• **Problem to solve**: Repeat the whole listing below, word for word.

• **Raw data**:
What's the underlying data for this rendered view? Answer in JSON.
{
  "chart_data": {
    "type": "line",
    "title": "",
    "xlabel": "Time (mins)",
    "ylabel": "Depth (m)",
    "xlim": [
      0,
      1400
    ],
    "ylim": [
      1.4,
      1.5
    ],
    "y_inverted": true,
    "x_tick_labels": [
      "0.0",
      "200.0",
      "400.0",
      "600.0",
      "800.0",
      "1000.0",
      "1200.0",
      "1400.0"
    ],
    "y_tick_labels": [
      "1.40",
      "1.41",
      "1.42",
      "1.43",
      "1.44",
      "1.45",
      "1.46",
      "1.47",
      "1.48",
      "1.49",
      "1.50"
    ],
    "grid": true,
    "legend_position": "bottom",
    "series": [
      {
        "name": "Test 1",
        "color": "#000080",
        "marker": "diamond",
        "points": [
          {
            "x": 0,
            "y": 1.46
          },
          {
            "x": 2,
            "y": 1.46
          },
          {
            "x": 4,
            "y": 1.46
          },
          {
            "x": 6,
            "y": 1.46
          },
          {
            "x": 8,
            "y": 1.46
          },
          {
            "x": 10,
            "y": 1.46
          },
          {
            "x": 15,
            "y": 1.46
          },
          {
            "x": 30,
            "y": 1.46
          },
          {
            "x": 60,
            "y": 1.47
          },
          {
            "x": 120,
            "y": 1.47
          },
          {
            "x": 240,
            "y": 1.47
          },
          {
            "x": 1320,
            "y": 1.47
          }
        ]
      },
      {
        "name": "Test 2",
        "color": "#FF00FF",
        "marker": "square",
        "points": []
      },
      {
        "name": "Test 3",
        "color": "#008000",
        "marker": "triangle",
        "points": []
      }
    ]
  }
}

• **Complete answer**:
What's the underlying data for this rendered view? Answer in JSON.
{
  "chart_data": {
    "type": "line",
    "title": "",
    "xlabel": "Time (mins)",
    "ylabel": "Depth (m)",
    "xlim": [
      0,
      1400
    ],
    "ylim": [
      1.4,
      1.5
    ],
    "y_inverted": true,
    "x_tick_labels": [
      "0.0",
      "200.0",
      "400.0",
      "600.0",
      "800.0",
      "1000.0",
      "1200.0",
      "1400.0"
    ],
    "y_tick_labels": [
      "1.40",
      "1.41",
      "1.42",
      "1.43",
      "1.44",
      "1.45",
      "1.46",
      "1.47",
      "1.48",
      "1.49",
      "1.50"
    ],
    "grid": true,
    "legend_position": "bottom",
    "series": [
      {
        "name": "Test 1",
        "color": "#000080",
        "marker": "diamond",
        "points": [
          {
            "x": 0,
            "y": 1.46
          },
          {
            "x": 2,
            "y": 1.46
          },
          {
            "x": 4,
            "y": 1.46
          },
          {
            "x": 6,
            "y": 1.46
          },
          {
            "x": 8,
            "y": 1.46
          },
          {
            "x": 10,
            "y": 1.46
          },
          {
            "x": 15,
            "y": 1.46
          },
          {
            "x": 30,
            "y": 1.46
          },
          {
            "x": 60,
            "y": 1.47
          },
          {
            "x": 120,
            "y": 1.47
          },
          {
            "x": 240,
            "y": 1.47
          },
          {
            "x": 1320,
            "y": 1.47
          }
        ]
      },
      {
        "name": "Test 2",
        "color": "#FF00FF",
        "marker": "square",
        "points": []
      },
      {
        "name": "Test 3",
        "color": "#008000",
        "marker": "triangle",
        "points": []
      }
    ]
  }
}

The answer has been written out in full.